● **STORED ROWS**
— BEGIN —
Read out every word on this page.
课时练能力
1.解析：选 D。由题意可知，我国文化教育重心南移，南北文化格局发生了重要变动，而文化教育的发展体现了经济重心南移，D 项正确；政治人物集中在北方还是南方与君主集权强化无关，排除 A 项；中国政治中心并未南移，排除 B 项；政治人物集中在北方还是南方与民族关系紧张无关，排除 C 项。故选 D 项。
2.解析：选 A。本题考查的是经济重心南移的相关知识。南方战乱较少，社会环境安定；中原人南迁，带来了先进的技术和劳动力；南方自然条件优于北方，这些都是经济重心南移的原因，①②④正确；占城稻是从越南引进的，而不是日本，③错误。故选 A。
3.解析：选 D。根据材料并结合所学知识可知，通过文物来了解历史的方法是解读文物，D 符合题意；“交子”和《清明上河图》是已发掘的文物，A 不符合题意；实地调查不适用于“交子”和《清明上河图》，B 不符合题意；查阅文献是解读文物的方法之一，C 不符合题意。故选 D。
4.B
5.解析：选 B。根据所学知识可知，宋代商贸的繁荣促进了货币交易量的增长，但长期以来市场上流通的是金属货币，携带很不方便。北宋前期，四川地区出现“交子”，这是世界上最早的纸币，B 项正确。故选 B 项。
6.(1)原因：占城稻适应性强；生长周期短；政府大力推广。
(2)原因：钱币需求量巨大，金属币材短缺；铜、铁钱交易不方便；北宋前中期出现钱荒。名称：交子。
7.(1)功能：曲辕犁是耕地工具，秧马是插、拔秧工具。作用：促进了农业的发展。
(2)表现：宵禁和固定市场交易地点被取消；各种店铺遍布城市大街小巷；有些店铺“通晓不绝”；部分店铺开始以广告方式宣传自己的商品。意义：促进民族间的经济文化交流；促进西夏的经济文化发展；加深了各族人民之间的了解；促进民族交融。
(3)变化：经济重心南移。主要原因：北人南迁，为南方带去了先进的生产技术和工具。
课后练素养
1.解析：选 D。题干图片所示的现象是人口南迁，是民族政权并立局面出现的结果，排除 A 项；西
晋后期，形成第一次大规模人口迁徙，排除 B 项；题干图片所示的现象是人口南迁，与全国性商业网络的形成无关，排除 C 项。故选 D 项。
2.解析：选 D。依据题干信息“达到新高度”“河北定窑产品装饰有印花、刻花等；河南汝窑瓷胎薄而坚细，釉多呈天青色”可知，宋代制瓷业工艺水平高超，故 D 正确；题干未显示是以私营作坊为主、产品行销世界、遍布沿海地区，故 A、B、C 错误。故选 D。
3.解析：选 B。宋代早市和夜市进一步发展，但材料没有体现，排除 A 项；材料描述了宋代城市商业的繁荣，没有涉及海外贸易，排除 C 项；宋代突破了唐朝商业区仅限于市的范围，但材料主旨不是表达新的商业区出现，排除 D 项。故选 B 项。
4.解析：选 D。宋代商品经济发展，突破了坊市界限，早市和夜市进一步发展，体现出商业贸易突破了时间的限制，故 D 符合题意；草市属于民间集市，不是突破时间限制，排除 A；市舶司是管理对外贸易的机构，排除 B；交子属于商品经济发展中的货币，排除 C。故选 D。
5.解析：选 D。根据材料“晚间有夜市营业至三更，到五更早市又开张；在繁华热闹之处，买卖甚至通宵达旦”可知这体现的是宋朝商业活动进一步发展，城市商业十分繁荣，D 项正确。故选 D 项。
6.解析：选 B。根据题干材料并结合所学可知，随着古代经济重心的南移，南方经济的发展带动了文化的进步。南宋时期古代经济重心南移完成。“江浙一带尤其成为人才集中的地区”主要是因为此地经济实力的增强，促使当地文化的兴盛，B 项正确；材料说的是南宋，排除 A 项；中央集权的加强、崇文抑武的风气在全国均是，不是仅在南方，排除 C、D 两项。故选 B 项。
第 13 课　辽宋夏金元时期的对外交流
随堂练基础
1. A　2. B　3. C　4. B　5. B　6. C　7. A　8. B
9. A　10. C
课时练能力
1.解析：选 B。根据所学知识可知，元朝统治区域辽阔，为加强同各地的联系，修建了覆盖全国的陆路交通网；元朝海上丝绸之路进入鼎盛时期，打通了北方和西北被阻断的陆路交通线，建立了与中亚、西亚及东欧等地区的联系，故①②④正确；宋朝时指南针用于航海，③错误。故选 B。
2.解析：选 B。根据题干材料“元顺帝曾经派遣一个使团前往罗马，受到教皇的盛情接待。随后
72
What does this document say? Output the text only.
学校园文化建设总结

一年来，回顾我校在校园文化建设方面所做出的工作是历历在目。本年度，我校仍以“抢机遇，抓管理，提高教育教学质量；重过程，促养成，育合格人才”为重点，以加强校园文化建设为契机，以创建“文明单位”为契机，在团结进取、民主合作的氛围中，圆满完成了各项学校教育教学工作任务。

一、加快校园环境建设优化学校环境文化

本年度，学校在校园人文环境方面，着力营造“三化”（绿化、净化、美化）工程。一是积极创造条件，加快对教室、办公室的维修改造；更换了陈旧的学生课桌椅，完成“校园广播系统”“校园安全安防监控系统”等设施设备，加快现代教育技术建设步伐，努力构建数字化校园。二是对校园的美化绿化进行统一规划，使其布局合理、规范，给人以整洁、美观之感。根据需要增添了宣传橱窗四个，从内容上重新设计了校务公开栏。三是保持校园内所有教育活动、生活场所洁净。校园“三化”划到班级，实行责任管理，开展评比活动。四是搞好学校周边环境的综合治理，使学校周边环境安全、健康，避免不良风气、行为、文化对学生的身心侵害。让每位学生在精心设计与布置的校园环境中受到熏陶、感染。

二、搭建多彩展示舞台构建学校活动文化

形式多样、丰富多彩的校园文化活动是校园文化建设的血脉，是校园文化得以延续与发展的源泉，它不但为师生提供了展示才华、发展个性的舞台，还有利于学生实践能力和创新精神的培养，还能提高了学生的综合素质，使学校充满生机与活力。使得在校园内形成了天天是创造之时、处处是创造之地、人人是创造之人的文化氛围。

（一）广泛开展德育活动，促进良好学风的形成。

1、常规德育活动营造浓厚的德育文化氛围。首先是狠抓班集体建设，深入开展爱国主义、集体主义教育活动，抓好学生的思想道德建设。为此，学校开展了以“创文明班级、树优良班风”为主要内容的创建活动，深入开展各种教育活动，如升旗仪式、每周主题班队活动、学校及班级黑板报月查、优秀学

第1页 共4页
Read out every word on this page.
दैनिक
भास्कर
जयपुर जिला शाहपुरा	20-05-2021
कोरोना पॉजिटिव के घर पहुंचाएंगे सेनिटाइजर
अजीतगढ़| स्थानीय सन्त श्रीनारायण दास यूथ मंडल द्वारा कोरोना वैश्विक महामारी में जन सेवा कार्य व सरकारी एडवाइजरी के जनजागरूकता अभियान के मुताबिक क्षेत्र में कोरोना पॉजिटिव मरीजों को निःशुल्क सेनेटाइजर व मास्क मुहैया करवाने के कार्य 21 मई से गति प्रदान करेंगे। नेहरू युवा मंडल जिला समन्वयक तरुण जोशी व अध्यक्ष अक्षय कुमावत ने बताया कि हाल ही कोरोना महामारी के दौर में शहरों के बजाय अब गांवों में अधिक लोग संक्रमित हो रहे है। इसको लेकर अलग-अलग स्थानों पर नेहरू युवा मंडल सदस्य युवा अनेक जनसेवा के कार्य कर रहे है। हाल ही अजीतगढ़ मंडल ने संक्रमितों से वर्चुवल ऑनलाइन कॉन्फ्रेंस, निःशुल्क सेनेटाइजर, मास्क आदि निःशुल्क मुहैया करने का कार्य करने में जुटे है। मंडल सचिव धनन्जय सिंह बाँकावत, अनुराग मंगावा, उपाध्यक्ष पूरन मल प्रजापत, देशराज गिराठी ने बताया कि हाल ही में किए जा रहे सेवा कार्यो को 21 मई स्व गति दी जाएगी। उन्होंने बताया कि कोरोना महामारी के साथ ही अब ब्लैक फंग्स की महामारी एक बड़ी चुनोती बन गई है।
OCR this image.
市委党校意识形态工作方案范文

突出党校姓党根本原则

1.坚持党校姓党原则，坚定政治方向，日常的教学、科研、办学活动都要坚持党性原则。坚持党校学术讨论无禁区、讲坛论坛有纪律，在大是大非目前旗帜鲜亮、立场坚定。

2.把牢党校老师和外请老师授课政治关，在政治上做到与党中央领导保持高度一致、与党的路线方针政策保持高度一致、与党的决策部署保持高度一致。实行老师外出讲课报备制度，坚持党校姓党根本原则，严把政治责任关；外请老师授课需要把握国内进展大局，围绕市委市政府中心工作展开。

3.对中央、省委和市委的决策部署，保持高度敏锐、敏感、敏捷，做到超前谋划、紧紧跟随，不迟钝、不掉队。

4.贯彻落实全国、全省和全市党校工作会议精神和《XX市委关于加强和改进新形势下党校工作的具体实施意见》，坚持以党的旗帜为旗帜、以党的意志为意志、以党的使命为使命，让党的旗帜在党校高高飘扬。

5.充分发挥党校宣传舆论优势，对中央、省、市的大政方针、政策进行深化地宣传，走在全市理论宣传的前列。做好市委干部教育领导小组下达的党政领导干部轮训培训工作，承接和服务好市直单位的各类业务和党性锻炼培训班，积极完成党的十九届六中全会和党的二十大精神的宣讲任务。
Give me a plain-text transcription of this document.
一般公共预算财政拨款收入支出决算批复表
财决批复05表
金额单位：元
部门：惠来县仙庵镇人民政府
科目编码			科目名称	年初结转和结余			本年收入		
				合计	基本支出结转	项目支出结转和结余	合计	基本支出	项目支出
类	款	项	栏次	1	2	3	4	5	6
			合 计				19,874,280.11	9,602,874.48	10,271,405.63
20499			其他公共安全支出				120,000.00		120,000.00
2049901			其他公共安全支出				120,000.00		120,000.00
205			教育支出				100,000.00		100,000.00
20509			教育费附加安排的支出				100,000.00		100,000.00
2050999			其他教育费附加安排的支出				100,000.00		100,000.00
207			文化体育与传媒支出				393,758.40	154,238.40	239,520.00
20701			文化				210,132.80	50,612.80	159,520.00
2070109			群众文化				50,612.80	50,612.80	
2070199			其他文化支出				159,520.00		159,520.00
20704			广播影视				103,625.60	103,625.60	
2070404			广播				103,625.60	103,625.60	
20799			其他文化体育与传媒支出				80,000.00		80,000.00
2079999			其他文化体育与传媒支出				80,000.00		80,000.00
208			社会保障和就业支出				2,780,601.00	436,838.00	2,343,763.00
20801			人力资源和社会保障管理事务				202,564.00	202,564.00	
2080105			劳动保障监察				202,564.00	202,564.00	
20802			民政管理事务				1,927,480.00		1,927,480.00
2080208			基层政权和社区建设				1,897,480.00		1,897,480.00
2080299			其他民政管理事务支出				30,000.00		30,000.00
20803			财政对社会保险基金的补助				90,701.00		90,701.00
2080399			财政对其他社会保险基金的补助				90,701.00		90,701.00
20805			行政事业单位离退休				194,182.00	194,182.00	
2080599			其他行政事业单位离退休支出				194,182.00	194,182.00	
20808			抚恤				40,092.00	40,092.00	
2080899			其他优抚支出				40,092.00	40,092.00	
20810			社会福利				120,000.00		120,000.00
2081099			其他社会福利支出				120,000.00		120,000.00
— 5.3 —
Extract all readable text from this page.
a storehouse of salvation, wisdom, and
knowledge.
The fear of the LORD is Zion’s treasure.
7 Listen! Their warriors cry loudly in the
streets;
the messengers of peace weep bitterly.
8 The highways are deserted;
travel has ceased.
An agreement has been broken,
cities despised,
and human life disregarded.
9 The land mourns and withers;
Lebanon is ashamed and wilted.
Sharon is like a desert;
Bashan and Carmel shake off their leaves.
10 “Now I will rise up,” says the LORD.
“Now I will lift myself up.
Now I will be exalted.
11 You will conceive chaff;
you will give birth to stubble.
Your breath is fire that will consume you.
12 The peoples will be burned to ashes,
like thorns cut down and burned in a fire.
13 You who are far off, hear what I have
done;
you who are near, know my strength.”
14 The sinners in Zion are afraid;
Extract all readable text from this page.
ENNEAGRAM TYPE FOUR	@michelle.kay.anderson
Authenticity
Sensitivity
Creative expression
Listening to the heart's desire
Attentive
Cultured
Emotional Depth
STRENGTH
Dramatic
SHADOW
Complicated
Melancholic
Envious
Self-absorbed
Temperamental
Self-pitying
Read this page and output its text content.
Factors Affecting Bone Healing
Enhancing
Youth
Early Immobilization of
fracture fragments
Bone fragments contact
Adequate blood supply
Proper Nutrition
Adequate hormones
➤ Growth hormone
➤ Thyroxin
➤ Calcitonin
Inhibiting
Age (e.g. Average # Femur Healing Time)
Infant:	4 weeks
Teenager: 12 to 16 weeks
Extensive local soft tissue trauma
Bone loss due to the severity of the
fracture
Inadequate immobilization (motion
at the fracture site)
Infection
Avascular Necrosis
— END —
Return each line that includes "fragments".

● **FULL ANSWER**
fracture fragments
Bone fragments contact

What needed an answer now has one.